▶ _Your task_: Go through the lines below and copy each one that holds the string "Клинические".

▶ _Available data_:
==============================

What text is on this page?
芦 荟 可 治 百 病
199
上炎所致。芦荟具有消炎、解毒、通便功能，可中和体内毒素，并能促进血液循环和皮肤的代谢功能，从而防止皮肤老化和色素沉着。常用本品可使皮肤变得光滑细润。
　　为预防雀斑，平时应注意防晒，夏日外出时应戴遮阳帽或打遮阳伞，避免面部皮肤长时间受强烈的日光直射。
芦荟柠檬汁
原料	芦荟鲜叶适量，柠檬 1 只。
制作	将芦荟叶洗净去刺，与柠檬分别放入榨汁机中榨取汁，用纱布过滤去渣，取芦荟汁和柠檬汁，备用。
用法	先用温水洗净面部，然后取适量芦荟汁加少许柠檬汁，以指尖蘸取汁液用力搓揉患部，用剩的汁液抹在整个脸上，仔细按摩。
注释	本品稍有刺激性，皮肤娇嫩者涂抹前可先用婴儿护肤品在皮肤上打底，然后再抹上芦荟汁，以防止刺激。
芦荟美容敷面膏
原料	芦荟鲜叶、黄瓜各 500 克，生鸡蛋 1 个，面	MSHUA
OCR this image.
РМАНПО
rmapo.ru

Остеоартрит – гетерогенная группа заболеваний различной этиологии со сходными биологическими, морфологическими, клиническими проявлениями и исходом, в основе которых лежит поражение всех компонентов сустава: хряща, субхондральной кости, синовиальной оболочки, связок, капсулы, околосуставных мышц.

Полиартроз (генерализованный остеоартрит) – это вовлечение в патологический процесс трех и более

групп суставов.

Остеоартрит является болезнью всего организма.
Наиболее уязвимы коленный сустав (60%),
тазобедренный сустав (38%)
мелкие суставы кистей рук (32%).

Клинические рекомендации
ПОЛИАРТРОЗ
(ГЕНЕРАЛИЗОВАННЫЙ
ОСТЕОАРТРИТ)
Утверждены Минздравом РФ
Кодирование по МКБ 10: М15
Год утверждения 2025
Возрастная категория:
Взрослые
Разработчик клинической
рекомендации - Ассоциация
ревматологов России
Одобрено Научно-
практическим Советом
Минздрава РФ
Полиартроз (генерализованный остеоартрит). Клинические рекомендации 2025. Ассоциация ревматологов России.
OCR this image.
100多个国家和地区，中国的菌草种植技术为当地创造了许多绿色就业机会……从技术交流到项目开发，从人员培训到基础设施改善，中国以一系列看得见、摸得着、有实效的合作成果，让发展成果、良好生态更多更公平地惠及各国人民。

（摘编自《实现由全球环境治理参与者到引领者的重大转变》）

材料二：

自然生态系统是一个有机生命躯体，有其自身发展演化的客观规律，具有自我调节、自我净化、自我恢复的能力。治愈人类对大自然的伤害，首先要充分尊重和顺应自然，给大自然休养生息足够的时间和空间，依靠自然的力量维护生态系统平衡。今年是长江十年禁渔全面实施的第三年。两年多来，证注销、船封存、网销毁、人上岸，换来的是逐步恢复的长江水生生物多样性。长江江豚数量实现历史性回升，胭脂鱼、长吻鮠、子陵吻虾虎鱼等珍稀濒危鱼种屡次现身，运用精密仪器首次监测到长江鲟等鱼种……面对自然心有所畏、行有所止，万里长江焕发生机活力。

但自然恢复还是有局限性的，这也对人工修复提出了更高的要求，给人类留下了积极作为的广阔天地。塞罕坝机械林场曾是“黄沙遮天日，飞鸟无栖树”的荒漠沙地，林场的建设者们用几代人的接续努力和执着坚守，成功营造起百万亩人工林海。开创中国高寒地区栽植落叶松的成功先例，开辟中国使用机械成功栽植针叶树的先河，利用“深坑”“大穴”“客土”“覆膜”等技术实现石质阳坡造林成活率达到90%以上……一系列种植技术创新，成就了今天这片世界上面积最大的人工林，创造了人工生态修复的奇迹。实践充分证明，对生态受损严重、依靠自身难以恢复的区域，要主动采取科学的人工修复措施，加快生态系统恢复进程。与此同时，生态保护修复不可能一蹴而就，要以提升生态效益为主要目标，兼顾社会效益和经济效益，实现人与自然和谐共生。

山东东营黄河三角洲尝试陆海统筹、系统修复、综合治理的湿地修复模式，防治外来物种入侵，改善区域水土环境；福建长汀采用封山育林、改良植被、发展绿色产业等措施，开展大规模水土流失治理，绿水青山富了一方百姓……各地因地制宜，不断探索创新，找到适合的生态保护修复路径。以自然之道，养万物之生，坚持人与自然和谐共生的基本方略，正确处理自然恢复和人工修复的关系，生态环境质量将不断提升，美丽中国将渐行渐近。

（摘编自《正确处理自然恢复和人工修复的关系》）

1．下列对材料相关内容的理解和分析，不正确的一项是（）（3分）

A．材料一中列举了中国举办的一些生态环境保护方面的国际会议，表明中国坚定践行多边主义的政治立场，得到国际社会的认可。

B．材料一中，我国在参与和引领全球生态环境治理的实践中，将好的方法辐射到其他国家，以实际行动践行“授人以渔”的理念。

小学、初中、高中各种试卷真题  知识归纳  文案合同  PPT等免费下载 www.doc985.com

==============================

▶ _Written answer_:
Клинические рекомендации
Полиартроз (генерализованный остеоартрит). Клинические рекомендации 2025. Ассоциация ревматологов России.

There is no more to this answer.